# Start of Data rows
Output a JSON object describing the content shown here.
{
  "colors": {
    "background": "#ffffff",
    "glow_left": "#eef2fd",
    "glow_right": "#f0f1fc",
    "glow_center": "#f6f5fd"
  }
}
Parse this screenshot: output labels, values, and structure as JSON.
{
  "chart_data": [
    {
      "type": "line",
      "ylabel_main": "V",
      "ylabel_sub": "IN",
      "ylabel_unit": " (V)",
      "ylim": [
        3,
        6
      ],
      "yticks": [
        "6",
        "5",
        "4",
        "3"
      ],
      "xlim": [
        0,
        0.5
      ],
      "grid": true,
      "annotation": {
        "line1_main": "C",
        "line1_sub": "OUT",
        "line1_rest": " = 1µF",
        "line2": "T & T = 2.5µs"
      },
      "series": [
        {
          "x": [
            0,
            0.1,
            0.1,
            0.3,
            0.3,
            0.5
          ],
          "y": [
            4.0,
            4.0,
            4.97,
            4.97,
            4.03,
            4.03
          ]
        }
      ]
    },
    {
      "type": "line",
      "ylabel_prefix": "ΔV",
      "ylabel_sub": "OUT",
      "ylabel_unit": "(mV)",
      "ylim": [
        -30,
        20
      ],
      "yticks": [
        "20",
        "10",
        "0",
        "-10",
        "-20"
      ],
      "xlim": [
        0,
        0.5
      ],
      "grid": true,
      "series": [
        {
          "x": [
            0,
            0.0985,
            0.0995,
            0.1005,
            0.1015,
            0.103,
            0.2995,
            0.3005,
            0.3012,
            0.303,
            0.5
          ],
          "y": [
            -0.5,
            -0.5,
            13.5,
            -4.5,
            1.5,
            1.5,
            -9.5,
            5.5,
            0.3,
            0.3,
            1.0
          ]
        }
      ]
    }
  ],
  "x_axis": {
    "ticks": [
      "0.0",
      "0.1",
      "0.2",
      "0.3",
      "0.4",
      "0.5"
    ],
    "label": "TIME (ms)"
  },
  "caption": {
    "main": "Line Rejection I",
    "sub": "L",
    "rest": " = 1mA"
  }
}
# End of Data rows
- _Task objective_: Send back every record, precisely as written.

- _Complete output_:
Output a JSON object describing the content shown here.
{
  "colors": {
    "background": "#ffffff",
    "glow_left": "#eef2fd",
    "glow_right": "#f0f1fc",
    "glow_center": "#f6f5fd"
  }
}
Parse this screenshot: output labels, values, and structure as JSON.
{
  "chart_data": [
    {
      "type": "line",
      "ylabel_main": "V",
      "ylabel_sub": "IN",
      "ylabel_unit": " (V)",
      "ylim": [
        3,
        6
      ],
      "yticks": [
        "6",
        "5",
        "4",
        "3"
      ],
      "xlim": [
        0,
        0.5
      ],
      "grid": true,
      "annotation": {
        "line1_main": "C",
        "line1_sub": "OUT",
        "line1_rest": " = 1µF",
        "line2": "T & T = 2.5µs"
      },
      "series": [
        {
          "x": [
            0,
            0.1,
            0.1,
            0.3,
            0.3,
            0.5
          ],
          "y": [
            4.0,
            4.0,
            4.97,
            4.97,
            4.03,
            4.03
          ]
        }
      ]
    },
    {
      "type": "line",
      "ylabel_prefix": "ΔV",
      "ylabel_sub": "OUT",
      "ylabel_unit": "(mV)",
      "ylim": [
        -30,
        20
      ],
      "yticks": [
        "20",
        "10",
        "0",
        "-10",
        "-20"
      ],
      "xlim": [
        0,
        0.5
      ],
      "grid": true,
      "series": [
        {
          "x": [
            0,
            0.0985,
            0.0995,
            0.1005,
            0.1015,
            0.103,
            0.2995,
            0.3005,
            0.3012,
            0.303,
            0.5
          ],
          "y": [
            -0.5,
            -0.5,
            13.5,
            -4.5,
            1.5,
            1.5,
            -9.5,
            5.5,
            0.3,
            0.3,
            1.0
          ]
        }
      ]
    }
  ],
  "x_axis": {
    "ticks": [
      "0.0",
      "0.1",
      "0.2",
      "0.3",
      "0.4",
      "0.5"
    ],
    "label": "TIME (ms)"
  },
  "caption": {
    "main": "Line Rejection I",
    "sub": "L",
    "rest": " = 1mA"
  }
}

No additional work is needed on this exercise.